--- Extracted information ---

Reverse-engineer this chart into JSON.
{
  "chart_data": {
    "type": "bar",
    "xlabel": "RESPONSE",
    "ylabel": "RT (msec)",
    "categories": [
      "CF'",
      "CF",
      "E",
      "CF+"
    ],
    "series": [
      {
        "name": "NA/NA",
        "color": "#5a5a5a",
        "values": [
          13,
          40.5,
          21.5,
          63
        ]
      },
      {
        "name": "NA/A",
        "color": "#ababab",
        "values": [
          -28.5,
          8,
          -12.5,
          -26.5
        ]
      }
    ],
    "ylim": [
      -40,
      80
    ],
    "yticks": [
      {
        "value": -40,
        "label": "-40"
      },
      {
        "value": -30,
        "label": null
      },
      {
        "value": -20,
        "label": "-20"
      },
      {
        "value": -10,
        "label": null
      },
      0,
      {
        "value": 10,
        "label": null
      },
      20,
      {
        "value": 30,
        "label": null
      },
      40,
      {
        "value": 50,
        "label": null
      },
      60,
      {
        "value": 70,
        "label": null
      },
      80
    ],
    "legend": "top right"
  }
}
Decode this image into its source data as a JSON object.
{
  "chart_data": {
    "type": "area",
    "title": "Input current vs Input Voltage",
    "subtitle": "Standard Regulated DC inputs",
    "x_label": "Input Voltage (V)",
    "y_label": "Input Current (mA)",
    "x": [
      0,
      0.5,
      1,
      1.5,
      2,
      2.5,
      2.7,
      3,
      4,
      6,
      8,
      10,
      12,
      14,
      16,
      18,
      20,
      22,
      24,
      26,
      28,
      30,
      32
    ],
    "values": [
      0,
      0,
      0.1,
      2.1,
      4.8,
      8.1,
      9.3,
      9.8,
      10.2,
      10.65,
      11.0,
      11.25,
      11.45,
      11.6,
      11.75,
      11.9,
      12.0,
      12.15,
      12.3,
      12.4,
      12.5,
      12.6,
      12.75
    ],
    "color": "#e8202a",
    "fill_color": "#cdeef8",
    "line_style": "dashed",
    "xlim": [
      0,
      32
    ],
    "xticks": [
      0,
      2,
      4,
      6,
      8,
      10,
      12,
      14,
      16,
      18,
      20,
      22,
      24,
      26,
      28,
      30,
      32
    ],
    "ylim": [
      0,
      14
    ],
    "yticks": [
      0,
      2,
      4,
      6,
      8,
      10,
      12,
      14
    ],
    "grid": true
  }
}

---

Given task:
From the material above, gather all lines that include the string "this" and copy them.

Exercise response:
Reverse-engineer this chart into JSON.
Decode this image into its source data as a JSON object.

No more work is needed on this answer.